Information supplied start

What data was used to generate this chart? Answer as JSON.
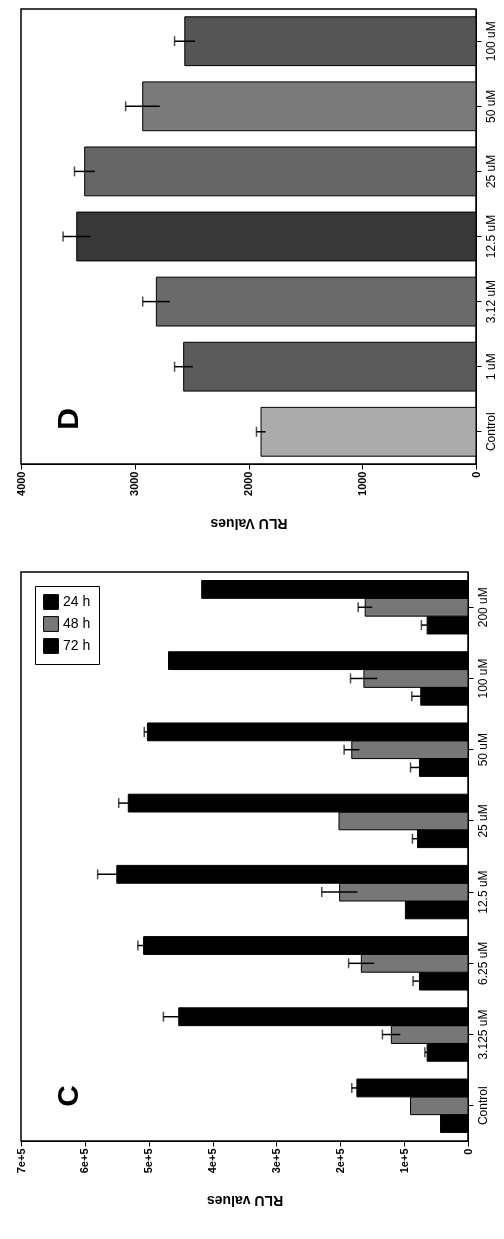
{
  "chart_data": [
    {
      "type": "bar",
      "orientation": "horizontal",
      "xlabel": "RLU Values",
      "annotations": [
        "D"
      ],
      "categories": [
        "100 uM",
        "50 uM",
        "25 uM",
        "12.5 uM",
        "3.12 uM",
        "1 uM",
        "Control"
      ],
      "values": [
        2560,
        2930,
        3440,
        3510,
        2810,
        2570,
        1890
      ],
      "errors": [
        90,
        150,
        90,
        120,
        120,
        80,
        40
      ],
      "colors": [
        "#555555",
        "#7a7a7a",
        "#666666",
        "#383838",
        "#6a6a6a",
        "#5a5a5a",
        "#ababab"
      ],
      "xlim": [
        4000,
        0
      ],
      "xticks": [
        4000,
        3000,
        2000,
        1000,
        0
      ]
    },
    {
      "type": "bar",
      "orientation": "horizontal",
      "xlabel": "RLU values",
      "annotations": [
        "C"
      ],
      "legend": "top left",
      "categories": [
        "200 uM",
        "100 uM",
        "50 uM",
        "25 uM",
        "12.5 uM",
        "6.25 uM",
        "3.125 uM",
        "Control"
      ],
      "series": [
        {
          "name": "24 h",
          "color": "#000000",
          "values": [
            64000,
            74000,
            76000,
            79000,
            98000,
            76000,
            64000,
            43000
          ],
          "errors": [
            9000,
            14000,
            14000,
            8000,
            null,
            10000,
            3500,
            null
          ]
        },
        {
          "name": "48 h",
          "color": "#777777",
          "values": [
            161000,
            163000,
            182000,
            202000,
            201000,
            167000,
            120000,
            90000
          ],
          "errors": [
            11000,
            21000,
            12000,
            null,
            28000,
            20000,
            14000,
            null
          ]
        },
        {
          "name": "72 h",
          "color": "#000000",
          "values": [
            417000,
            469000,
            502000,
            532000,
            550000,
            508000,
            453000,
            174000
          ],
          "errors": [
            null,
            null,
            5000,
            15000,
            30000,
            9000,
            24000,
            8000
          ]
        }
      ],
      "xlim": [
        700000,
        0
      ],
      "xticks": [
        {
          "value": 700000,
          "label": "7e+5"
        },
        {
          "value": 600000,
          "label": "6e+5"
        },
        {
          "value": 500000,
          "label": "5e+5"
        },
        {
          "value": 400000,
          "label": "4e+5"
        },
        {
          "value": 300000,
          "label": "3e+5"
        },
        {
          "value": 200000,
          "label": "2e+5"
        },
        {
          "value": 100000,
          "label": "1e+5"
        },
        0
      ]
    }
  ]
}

Information supplied end

Goal: What comes back should match the records exactly, minus any pictures.

Task response:
What data was used to generate this chart? Answer as JSON.
{
  "chart_data": [
    {
      "type": "bar",
      "orientation": "horizontal",
      "xlabel": "RLU Values",
      "annotations": [
        "D"
      ],
      "categories": [
        "100 uM",
        "50 uM",
        "25 uM",
        "12.5 uM",
        "3.12 uM",
        "1 uM",
        "Control"
      ],
      "values": [
        2560,
        2930,
        3440,
        3510,
        2810,
        2570,
        1890
      ],
      "errors": [
        90,
        150,
        90,
        120,
        120,
        80,
        40
      ],
      "colors": [
        "#555555",
        "#7a7a7a",
        "#666666",
        "#383838",
        "#6a6a6a",
        "#5a5a5a",
        "#ababab"
      ],
      "xlim": [
        4000,
        0
      ],
      "xticks": [
        4000,
        3000,
        2000,
        1000,
        0
      ]
    },
    {
      "type": "bar",
      "orientation": "horizontal",
      "xlabel": "RLU values",
      "annotations": [
        "C"
      ],
      "legend": "top left",
      "categories": [
        "200 uM",
        "100 uM",
        "50 uM",
        "25 uM",
        "12.5 uM",
        "6.25 uM",
        "3.125 uM",
        "Control"
      ],
      "series": [
        {
          "name": "24 h",
          "color": "#000000",
          "values": [
            64000,
            74000,
            76000,
            79000,
            98000,
            76000,
            64000,
            43000
          ],
          "errors": [
            9000,
            14000,
            14000,
            8000,
            null,
            10000,
            3500,
            null
          ]
        },
        {
          "name": "48 h",
          "color": "#777777",
          "values": [
            161000,
            163000,
            182000,
            202000,
            201000,
            167000,
            120000,
            90000
          ],
          "errors": [
            11000,
            21000,
            12000,
            null,
            28000,
            20000,
            14000,
            null
          ]
        },
        {
          "name": "72 h",
          "color": "#000000",
          "values": [
            417000,
            469000,
            502000,
            532000,
            550000,
            508000,
            453000,
            174000
          ],
          "errors": [
            null,
            null,
            5000,
            15000,
            30000,
            9000,
            24000,
            8000
          ]
        }
      ],
      "xlim": [
        700000,
        0
      ],
      "xticks": [
        {
          "value": 700000,
          "label": "7e+5"
        },
        {
          "value": 600000,
          "label": "6e+5"
        },
        {
          "value": 500000,
          "label": "5e+5"
        },
        {
          "value": 400000,
          "label": "4e+5"
        },
        {
          "value": 300000,
          "label": "3e+5"
        },
        {
          "value": 200000,
          "label": "2e+5"
        },
        {
          "value": 100000,
          "label": "1e+5"
        },
        0
      ]
    }
  ]
}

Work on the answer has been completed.